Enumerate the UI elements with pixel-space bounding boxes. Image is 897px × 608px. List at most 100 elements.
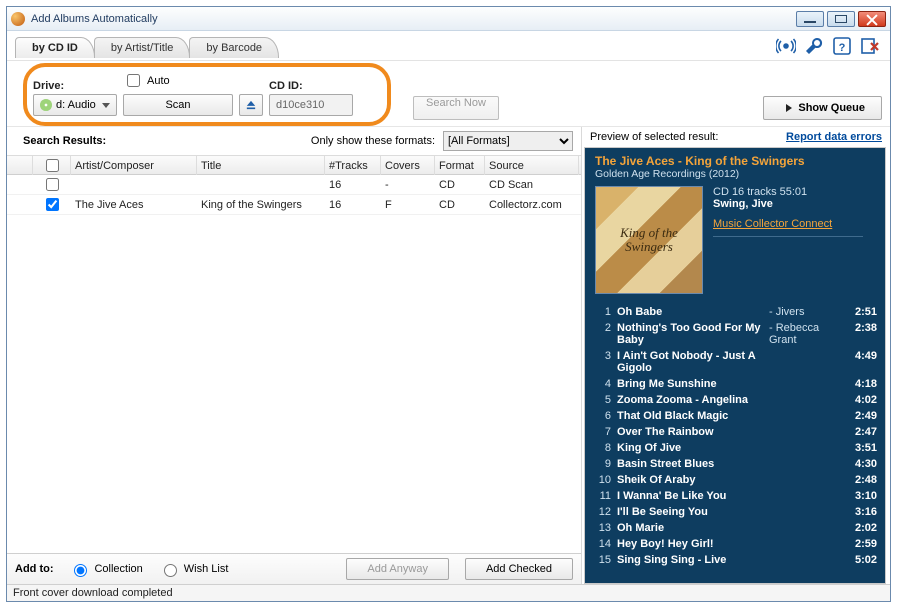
help-icon[interactable]: ?: [830, 34, 854, 58]
track-row[interactable]: 10 Sheik Of Araby 2:48: [593, 472, 877, 488]
track-number: 12: [593, 506, 611, 518]
cdid-field[interactable]: d10ce310: [269, 94, 353, 116]
add-checked-button[interactable]: Add Checked: [465, 558, 573, 580]
track-artist: [769, 378, 837, 390]
window-title: Add Albums Automatically: [31, 13, 793, 25]
drive-label: Drive:: [33, 80, 117, 92]
track-row[interactable]: 3 I Ain't Got Nobody - Just A Gigolo 4:4…: [593, 348, 877, 376]
drive-group: Drive: d: Audio: [33, 80, 117, 116]
formats-dropdown[interactable]: [All Formats]: [443, 131, 573, 151]
chevron-right-icon: [786, 104, 792, 112]
cell-format: CD: [435, 199, 485, 211]
search-results-label: Search Results:: [15, 133, 114, 149]
tab-row: by CD ID by Artist/Title by Barcode ?: [7, 31, 890, 61]
track-row[interactable]: 13 Oh Marie 2:02: [593, 520, 877, 536]
col-covers[interactable]: Covers: [381, 156, 435, 175]
col-tracks[interactable]: #Tracks: [325, 156, 381, 175]
scan-group: Auto Scan: [123, 71, 233, 116]
track-row[interactable]: 2 Nothing's Too Good For My Baby - Rebec…: [593, 320, 877, 348]
album-meta: CD 16 tracks 55:01 Swing, Jive Music Col…: [713, 186, 863, 294]
track-title: I Ain't Got Nobody - Just A Gigolo: [617, 350, 763, 374]
track-row[interactable]: 15 Sing Sing Sing - Live 5:02: [593, 552, 877, 568]
track-row[interactable]: 11 I Wanna' Be Like You 3:10: [593, 488, 877, 504]
cell-tracks: 16: [325, 179, 381, 191]
track-number: 15: [593, 554, 611, 566]
track-number: 13: [593, 522, 611, 534]
track-number: 8: [593, 442, 611, 454]
track-duration: 2:48: [843, 474, 877, 486]
track-row[interactable]: 9 Basin Street Blues 4:30: [593, 456, 877, 472]
track-duration: 2:51: [843, 306, 877, 318]
radio-collection[interactable]: Collection: [69, 561, 142, 577]
album-title: The Jive Aces - King of the Swingers: [595, 154, 875, 168]
left-pane: Search Results: Only show these formats:…: [7, 127, 582, 584]
track-row[interactable]: 8 King Of Jive 3:51: [593, 440, 877, 456]
track-row[interactable]: 7 Over The Rainbow 2:47: [593, 424, 877, 440]
col-source[interactable]: Source: [485, 156, 579, 175]
scan-button[interactable]: Scan: [123, 94, 233, 116]
show-queue-button[interactable]: Show Queue: [763, 96, 882, 120]
track-duration: 4:49: [843, 350, 877, 374]
tracklist[interactable]: 1 Oh Babe - Jivers 2:512 Nothing's Too G…: [585, 302, 885, 583]
track-duration: 3:51: [843, 442, 877, 454]
track-row[interactable]: 14 Hey Boy! Hey Girl! 2:59: [593, 536, 877, 552]
track-number: 11: [593, 490, 611, 502]
maximize-button[interactable]: [827, 11, 855, 27]
album-meta-line: CD 16 tracks 55:01: [713, 186, 863, 198]
table-row[interactable]: 16 - CD CD Scan: [7, 175, 581, 195]
track-title: Oh Marie: [617, 522, 763, 534]
drive-dropdown[interactable]: d: Audio: [33, 94, 117, 116]
close-button[interactable]: [858, 11, 886, 27]
col-artist[interactable]: Artist/Composer: [71, 156, 197, 175]
col-format[interactable]: Format: [435, 156, 485, 175]
col-title[interactable]: Title: [197, 156, 325, 175]
track-title: I Wanna' Be Like You: [617, 490, 763, 502]
track-number: 3: [593, 350, 611, 374]
track-duration: 2:02: [843, 522, 877, 534]
tab-by-cd-id[interactable]: by CD ID: [15, 37, 95, 58]
track-row[interactable]: 12 I'll Be Seeing You 3:16: [593, 504, 877, 520]
broadcast-icon[interactable]: [774, 34, 798, 58]
track-row[interactable]: 4 Bring Me Sunshine 4:18: [593, 376, 877, 392]
track-title: Hey Boy! Hey Girl!: [617, 538, 763, 550]
check-cell[interactable]: [33, 175, 71, 194]
add-anyway-button[interactable]: Add Anyway: [346, 558, 449, 580]
format-bar: Search Results: Only show these formats:…: [7, 127, 581, 155]
tab-by-artist-title[interactable]: by Artist/Title: [94, 37, 191, 58]
auto-checkbox[interactable]: [127, 74, 140, 87]
check-cell[interactable]: [33, 195, 71, 214]
table-row[interactable]: The Jive Aces King of the Swingers 16 F …: [7, 195, 581, 215]
tab-by-barcode[interactable]: by Barcode: [189, 37, 279, 58]
add-bar: Add to: Collection Wish List Add Anyway …: [7, 553, 581, 584]
track-row[interactable]: 1 Oh Babe - Jivers 2:51: [593, 304, 877, 320]
eject-button[interactable]: [239, 94, 263, 116]
track-duration: 5:02: [843, 554, 877, 566]
album-genres: Swing, Jive: [713, 198, 863, 210]
grid-header: Artist/Composer Title #Tracks Covers For…: [7, 155, 581, 175]
cdid-group: CD ID: d10ce310: [269, 80, 353, 116]
track-title: Bring Me Sunshine: [617, 378, 763, 390]
album-subtitle: Golden Age Recordings (2012): [595, 168, 875, 186]
wrench-icon[interactable]: [802, 34, 826, 58]
radio-wishlist[interactable]: Wish List: [159, 561, 229, 577]
tabstrip: by CD ID by Artist/Title by Barcode: [15, 37, 278, 58]
track-title: Sing Sing Sing - Live: [617, 554, 763, 566]
track-artist: [769, 522, 837, 534]
search-now-button[interactable]: Search Now: [413, 96, 499, 120]
music-collector-connect-link[interactable]: Music Collector Connect: [713, 218, 863, 237]
cell-source: CD Scan: [485, 179, 579, 191]
report-errors-link[interactable]: Report data errors: [786, 131, 882, 143]
track-title: Sheik Of Araby: [617, 474, 763, 486]
right-pane: Preview of selected result: Report data …: [582, 127, 890, 584]
track-row[interactable]: 5 Zooma Zooma - Angelina 4:02: [593, 392, 877, 408]
auto-label: Auto: [147, 75, 170, 87]
show-queue-label: Show Queue: [798, 102, 865, 114]
check-all-col[interactable]: [33, 156, 71, 175]
exit-icon[interactable]: [858, 34, 882, 58]
track-row[interactable]: 6 That Old Black Magic 2:49: [593, 408, 877, 424]
minimize-button[interactable]: [796, 11, 824, 27]
controls-row: Drive: d: Audio Auto Scan: [7, 61, 890, 126]
track-artist: [769, 394, 837, 406]
cell-source: Collectorz.com: [485, 199, 579, 211]
cell-covers: F: [381, 199, 435, 211]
■ ■ ■ ■ ■
Render all the lines above as a Markdown table with columns Row and Line, numbering each row and omitting blank lines. Leave the pictures out.

*RESPONSE:*
| Row | Line |
|---|---|
| 1 | Enumerate the UI elements with pixel-space bounding boxes. Image is 897px × 608px. List at most 100 elements. |
| 2 | help-icon[interactable]: ?: [830, 34, 854, 58] |
| 3 | track-row[interactable]: 10 Sheik Of Araby 2:48: [593, 472, 877, 488] |
| 4 | track-number: 12: [593, 506, 611, 518] |
| 5 | cdid-field[interactable]: d10ce310: [269, 94, 353, 116] |
| 6 | add-checked-button[interactable]: Add Checked: [465, 558, 573, 580] |
| 7 | track-artist: [769, 378, 837, 390] |
| 8 | window-title: Add Albums Automatically: [31, 13, 793, 25] |
| 9 | drive-label: Drive:: [33, 80, 117, 92] |
| 10 | track-row[interactable]: 3 I Ain't Got Nobody - Just A Gigolo 4:4…: [593, 348, 877, 376] |
| 11 | drive-group: Drive: d: Audio: [33, 80, 117, 116] |
| 12 | formats-dropdown[interactable]: [All Formats]: [443, 131, 573, 151] |
| 13 | chevron-right-icon: [786, 104, 792, 112] |
| 14 | cell-format: CD: [435, 199, 485, 211] |
| 15 | search-results-label: Search Results:: [15, 133, 114, 149] |
| 16 | tab-row: by CD ID by Artist/Title by Barcode ?: [7, 31, 890, 61] |
| 17 | track-row[interactable]: 13 Oh Marie 2:02: [593, 520, 877, 536] |
| 18 | col-covers[interactable]: Covers: [381, 156, 435, 175] |
| 19 | col-tracks[interactable]: #Tracks: [325, 156, 381, 175] |
| 20 | scan-group: Auto Scan: [123, 71, 233, 116] |
| 21 | track-row[interactable]: 2 Nothing's Too Good For My Baby - Rebec…: [593, 320, 877, 348] |
| 22 | album-meta: CD 16 tracks 55:01 Swing, Jive Music Col…: [713, 186, 863, 294] |
| 23 | track-title: I Ain't Got Nobody - Just A Gigolo: [617, 350, 763, 374] |
| 24 | track-row[interactable]: 15 Sing Sing Sing - Live 5:02: [593, 552, 877, 568] |
| 25 | track-row[interactable]: 11 I Wanna' Be Like You 3:10: [593, 488, 877, 504] |
| 26 | cell-tracks: 16: [325, 179, 381, 191] |
| 27 | track-number: 15: [593, 554, 611, 566] |
| 28 | track-number: 13: [593, 522, 611, 534] |
| 29 | track-number: 8: [593, 442, 611, 454] |
| 30 | track-duration: 2:48: [843, 474, 877, 486] |
| 31 | track-row[interactable]: 9 Basin Street Blues 4:30: [593, 456, 877, 472] |
| 32 | track-duration: 2:51: [843, 306, 877, 318] |
| 33 | radio-collection[interactable]: Collection: [69, 561, 142, 577] |
| 34 | album-title: The Jive Aces - King of the Swingers: [595, 154, 875, 168] |
| 35 | left-pane: Search Results: Only show these formats:…: [7, 127, 582, 584] |
| 36 | track-row[interactable]: 8 King Of Jive 3:51: [593, 440, 877, 456] |
| 37 | track-row[interactable]: 7 Over The Rainbow 2:47: [593, 424, 877, 440] |
| 38 | col-source[interactable]: Source: [485, 156, 579, 175] |
| 39 | scan-button[interactable]: Scan: [123, 94, 233, 116] |
| 40 | show-queue-button[interactable]: Show Queue: [763, 96, 882, 120] |
| 41 | track-duration: 4:49: [843, 350, 877, 374] |
| 42 | tracklist[interactable]: 1 Oh Babe - Jivers 2:512 Nothing's Too G…: [585, 302, 885, 583] |
| 43 | track-duration: 3:51: [843, 442, 877, 454] |
| 44 | track-row[interactable]: 14 Hey Boy! Hey Girl! 2:59: [593, 536, 877, 552] |
| 45 | track-number: 11: [593, 490, 611, 502] |
| 46 | maximize-button[interactable]: [827, 11, 855, 27] |
| 47 | album-meta-line: CD 16 tracks 55:01: [713, 186, 863, 198] |
| 48 | table-row[interactable]: 16 - CD CD Scan: [7, 175, 581, 195] |
| 49 | track-title: Oh Marie: [617, 522, 763, 534] |
| 50 | drive-dropdown[interactable]: d: Audio: [33, 94, 117, 116] |
| 51 | close-button[interactable]: [858, 11, 886, 27] |
| 52 | col-artist[interactable]: Artist/Composer: [71, 156, 197, 175] |
| 53 | col-format[interactable]: Format: [435, 156, 485, 175] |
| 54 | col-title[interactable]: Title: [197, 156, 325, 175] |
| 55 | track-title: I Wanna' Be Like You: [617, 490, 763, 502] |
| 56 | track-number: 3: [593, 350, 611, 374] |
| 57 | track-duration: 2:02: [843, 522, 877, 534] |
| 58 | tab-by-cd-id[interactable]: by CD ID: [15, 37, 95, 58] |
| 59 | track-row[interactable]: 12 I'll Be Seeing You 3:16: [593, 504, 877, 520] |
| 60 | broadcast-icon[interactable]: [774, 34, 798, 58] |
| 61 | track-row[interactable]: 4 Bring Me Sunshine 4:18: [593, 376, 877, 392] |
| 62 | track-title: Hey Boy! Hey Girl!: [617, 538, 763, 550] |
| 63 | check-cell[interactable]: [33, 175, 71, 194] |
| 64 | add-anyway-button[interactable]: Add Anyway: [346, 558, 449, 580] |
| 65 | format-bar: Search Results: Only show these formats:…: [7, 127, 581, 155] |
| 66 | tab-by-artist-title[interactable]: by Artist/Title: [94, 37, 191, 58] |
| 67 | auto-checkbox[interactable]: [127, 74, 140, 87] |
| 68 | check-cell[interactable]: [33, 195, 71, 214] |
| 69 | table-row[interactable]: The Jive Aces King of the Swingers 16 F …: [7, 195, 581, 215] |
| 70 | tab-by-barcode[interactable]: by Barcode: [189, 37, 279, 58] |
| 71 | add-bar: Add to: Collection Wish List Add Anyway …: [7, 553, 581, 584] |
| 72 | track-row[interactable]: 1 Oh Babe - Jivers 2:51: [593, 304, 877, 320] |
| 73 | eject-button[interactable]: [239, 94, 263, 116] |
| 74 | track-duration: 5:02: [843, 554, 877, 566] |
| 75 | album-genres: Swing, Jive: [713, 198, 863, 210] |
| 76 | grid-header: Artist/Composer Title #Tracks Covers For…: [7, 155, 581, 175] |
| 77 | cdid-group: CD ID: d10ce310: [269, 80, 353, 116] |
| 78 | track-title: Bring Me Sunshine: [617, 378, 763, 390] |
| 79 | album-subtitle: Golden Age Recordings (2012): [595, 168, 875, 186] |
| 80 | wrench-icon[interactable]: [802, 34, 826, 58] |
| 81 | radio-wishlist[interactable]: Wish List: [159, 561, 229, 577] |
| 82 | tabstrip: by CD ID by Artist/Title by Barcode: [15, 37, 278, 58] |
| 83 | track-title: Sing Sing Sing - Live: [617, 554, 763, 566] |
| 84 | track-artist: [769, 522, 837, 534] |
| 85 | search-now-button[interactable]: Search Now: [413, 96, 499, 120] |
| 86 | music-collector-connect-link[interactable]: Music Collector Connect: [713, 218, 863, 237] |
| 87 | cell-source: CD Scan: [485, 179, 579, 191] |
| 88 | report-errors-link[interactable]: Report data errors: [786, 131, 882, 143] |
| 89 | track-title: Sheik Of Araby: [617, 474, 763, 486] |
| 90 | right-pane: Preview of selected result: Report data …: [582, 127, 890, 584] |
| 91 | track-row[interactable]: 5 Zooma Zooma - Angelina 4:02: [593, 392, 877, 408] |
| 92 | auto-label: Auto: [147, 75, 170, 87] |
| 93 | show-queue-label: Show Queue: [798, 102, 865, 114] |
| 94 | check-all-col[interactable]: [33, 156, 71, 175] |
| 95 | exit-icon[interactable]: [858, 34, 882, 58] |
| 96 | track-row[interactable]: 6 That Old Black Magic 2:49: [593, 408, 877, 424] |
| 97 | minimize-button[interactable]: [796, 11, 824, 27] |
| 98 | controls-row: Drive: d: Audio Auto Scan: [7, 61, 890, 126] |
| 99 | track-artist: [769, 394, 837, 406] |
| 100 | cell-source: Collectorz.com: [485, 199, 579, 211] |
| 101 | cell-covers: F: [381, 199, 435, 211] |